## SET EXERCISE
Search the data below for the word "budynku" and copy each line that holds it.

## RECORD EXCERPTS
━━━━━━━━━━━━━━━━━━━━━━━━━━━━━━
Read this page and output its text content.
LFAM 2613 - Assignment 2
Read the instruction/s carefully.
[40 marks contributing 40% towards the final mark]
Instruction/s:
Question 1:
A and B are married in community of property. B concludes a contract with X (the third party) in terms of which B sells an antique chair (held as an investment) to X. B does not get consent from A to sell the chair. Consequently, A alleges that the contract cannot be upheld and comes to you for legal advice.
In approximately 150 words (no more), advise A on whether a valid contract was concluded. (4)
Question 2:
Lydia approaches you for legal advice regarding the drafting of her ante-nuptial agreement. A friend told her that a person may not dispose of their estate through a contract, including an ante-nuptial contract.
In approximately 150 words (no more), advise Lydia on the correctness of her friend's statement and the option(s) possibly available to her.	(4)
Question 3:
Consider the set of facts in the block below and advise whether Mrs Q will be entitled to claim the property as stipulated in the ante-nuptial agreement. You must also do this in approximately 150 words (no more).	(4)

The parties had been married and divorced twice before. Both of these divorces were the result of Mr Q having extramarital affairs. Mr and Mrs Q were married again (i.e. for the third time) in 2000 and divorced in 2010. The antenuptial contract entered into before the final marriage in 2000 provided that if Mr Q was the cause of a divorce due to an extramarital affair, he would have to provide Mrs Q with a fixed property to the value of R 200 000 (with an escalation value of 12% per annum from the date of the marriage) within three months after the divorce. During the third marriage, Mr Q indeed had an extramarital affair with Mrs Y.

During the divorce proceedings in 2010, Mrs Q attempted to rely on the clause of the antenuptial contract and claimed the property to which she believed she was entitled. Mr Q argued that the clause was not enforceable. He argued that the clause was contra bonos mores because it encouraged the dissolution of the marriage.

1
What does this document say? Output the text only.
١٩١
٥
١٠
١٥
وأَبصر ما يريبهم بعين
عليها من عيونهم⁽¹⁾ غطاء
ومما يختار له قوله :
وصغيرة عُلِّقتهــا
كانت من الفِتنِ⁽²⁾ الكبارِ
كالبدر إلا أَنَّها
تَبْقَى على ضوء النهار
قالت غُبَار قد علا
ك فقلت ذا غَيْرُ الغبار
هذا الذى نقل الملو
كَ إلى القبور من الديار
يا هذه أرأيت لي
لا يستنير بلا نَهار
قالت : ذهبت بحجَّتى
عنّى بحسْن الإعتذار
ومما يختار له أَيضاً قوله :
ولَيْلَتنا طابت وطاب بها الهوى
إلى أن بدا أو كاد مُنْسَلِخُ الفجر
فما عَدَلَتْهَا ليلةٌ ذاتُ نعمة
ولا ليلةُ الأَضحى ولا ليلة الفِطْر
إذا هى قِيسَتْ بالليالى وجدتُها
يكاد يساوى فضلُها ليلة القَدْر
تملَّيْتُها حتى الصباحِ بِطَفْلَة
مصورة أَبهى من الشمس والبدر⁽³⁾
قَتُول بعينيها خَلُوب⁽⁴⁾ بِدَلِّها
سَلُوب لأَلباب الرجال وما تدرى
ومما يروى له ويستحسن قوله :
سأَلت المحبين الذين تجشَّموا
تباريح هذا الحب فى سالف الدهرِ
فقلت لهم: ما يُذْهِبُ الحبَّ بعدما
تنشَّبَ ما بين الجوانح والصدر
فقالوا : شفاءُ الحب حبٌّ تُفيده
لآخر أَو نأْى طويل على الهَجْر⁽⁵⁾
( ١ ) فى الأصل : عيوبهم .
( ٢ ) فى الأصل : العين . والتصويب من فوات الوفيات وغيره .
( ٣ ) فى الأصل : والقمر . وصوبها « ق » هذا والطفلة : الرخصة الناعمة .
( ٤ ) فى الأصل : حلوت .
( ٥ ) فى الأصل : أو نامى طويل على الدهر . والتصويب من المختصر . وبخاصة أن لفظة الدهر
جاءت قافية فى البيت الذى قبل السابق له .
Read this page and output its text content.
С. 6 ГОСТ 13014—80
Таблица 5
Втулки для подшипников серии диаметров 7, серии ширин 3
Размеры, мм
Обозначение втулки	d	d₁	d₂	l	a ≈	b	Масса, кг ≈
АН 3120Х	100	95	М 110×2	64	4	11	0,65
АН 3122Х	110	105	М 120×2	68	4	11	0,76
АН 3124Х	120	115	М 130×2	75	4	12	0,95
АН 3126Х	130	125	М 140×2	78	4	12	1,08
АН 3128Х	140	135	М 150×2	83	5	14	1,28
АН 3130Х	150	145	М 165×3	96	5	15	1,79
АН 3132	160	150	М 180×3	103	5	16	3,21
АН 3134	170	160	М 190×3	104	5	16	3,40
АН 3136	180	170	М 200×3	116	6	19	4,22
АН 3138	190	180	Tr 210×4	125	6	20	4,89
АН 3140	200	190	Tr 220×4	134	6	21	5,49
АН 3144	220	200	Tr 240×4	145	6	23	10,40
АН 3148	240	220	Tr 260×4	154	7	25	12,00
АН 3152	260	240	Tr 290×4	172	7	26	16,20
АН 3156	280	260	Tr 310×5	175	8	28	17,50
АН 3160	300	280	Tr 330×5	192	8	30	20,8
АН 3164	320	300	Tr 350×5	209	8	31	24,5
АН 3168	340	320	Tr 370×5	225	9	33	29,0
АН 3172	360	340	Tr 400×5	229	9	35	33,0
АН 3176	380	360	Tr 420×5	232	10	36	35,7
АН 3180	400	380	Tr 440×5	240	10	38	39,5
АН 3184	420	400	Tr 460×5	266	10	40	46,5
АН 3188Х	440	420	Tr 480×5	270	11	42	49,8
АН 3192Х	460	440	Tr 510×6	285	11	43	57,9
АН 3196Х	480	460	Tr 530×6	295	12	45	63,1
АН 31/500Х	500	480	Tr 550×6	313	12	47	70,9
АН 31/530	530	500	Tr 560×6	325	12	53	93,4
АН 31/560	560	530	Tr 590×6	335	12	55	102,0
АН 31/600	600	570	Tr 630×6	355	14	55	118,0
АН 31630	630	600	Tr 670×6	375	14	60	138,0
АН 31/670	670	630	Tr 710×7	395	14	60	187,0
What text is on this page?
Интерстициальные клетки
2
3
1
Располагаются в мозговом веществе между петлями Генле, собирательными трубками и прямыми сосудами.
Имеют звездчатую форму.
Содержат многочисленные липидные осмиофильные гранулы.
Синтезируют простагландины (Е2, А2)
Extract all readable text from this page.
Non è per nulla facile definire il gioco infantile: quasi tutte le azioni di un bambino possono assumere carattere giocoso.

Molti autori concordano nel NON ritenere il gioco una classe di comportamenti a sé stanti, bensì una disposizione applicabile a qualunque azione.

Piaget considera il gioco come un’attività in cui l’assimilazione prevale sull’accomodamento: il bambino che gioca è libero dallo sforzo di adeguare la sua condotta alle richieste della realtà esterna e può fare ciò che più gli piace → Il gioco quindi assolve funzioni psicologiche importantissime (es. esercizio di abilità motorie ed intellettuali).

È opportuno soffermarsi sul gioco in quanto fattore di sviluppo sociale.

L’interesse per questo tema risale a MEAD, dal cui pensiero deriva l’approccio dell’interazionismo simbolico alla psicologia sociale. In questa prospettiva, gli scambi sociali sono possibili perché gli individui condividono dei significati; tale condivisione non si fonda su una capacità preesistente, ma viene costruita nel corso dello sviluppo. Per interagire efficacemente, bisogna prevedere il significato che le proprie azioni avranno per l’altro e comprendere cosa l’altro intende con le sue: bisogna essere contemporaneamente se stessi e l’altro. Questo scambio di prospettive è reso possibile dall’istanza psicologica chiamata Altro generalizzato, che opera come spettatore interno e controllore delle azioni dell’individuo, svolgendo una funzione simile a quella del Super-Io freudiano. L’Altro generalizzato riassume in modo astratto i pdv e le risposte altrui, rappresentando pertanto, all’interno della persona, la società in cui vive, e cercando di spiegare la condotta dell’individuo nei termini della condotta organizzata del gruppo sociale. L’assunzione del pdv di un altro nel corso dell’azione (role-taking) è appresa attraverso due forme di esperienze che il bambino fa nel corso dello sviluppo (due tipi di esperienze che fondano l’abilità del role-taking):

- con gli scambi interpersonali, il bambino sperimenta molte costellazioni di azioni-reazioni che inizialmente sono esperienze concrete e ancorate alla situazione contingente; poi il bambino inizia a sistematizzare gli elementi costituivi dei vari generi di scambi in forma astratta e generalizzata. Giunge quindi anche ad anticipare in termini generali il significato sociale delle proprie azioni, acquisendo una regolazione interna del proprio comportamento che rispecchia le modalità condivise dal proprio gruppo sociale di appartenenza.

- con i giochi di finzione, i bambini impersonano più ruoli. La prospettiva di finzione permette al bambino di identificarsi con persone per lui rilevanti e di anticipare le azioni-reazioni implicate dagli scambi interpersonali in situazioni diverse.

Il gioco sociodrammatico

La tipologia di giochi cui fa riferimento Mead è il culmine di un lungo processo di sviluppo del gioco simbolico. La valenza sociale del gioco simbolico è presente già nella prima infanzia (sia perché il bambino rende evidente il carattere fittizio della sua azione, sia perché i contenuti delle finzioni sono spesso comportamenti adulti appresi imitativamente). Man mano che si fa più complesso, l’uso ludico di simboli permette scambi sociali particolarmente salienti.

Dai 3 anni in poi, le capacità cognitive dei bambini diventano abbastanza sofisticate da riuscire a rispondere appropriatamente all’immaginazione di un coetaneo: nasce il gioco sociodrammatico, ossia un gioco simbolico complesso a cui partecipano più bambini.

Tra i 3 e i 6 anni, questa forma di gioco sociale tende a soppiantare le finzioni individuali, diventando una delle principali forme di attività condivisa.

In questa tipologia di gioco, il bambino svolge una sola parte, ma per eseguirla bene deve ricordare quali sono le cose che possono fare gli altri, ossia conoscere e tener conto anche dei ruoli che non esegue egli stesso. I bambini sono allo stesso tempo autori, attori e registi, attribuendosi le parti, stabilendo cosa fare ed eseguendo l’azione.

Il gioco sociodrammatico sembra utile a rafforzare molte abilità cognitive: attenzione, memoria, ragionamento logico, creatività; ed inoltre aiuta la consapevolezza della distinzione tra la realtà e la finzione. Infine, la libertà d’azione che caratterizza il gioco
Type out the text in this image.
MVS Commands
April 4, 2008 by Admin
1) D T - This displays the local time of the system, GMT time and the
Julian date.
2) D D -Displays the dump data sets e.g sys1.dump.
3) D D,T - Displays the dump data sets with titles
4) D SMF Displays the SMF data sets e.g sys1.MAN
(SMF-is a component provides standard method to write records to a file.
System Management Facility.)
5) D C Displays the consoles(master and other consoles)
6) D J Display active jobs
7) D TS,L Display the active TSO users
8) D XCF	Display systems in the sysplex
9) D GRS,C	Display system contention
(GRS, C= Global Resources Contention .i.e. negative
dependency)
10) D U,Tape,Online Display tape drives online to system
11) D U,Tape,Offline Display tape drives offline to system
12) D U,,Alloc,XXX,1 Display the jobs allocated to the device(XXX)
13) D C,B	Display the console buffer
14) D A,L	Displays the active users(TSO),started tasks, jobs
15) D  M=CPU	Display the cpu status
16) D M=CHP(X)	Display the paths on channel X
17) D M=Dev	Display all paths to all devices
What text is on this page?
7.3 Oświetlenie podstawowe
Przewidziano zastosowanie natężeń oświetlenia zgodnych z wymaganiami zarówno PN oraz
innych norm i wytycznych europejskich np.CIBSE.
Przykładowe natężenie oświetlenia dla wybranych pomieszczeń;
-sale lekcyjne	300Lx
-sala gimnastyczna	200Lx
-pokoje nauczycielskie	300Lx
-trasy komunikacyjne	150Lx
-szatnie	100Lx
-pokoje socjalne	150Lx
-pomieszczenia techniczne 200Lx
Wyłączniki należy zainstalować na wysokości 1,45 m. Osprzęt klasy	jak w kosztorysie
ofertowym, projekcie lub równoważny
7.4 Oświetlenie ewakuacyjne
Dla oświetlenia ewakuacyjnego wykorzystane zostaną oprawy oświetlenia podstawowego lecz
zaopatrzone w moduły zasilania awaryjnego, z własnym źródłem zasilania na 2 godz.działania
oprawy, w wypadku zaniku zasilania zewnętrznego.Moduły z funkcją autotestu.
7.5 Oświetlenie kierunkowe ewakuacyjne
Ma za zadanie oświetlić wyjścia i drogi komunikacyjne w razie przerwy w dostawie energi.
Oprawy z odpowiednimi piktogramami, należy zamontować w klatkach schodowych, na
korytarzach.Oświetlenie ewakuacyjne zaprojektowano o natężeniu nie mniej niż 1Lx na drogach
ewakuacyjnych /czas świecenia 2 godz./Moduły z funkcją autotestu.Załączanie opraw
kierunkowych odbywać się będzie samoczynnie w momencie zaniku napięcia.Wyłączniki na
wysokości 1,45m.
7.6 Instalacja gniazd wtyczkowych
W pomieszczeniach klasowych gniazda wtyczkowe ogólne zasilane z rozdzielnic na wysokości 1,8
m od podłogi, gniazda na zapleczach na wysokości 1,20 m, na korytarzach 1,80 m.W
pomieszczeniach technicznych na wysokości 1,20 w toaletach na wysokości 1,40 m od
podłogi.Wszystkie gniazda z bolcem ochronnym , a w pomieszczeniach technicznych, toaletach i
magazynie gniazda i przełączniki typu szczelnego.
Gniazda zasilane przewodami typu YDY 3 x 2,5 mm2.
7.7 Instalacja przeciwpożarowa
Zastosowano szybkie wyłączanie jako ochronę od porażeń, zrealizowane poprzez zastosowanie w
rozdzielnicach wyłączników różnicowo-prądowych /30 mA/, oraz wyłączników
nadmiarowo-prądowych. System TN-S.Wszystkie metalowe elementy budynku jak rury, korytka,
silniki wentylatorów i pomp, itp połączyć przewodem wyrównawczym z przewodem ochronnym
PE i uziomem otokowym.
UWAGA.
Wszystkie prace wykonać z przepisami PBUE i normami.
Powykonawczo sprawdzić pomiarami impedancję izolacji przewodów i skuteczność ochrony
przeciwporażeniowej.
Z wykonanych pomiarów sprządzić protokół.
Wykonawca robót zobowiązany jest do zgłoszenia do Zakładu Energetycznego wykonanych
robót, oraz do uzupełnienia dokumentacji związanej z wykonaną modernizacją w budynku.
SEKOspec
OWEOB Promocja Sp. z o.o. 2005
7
━━━━━━━━━━━━━━━━━━━━━━━━━━━━━━
## ANSWER IN FULL
nadmiarowo-prądowych. System TN-S.Wszystkie metalowe elementy budynku jak rury, korytka,
robót, oraz do uzupełnienia dokumentacji związanej z wykonaną modernizacją w budynku.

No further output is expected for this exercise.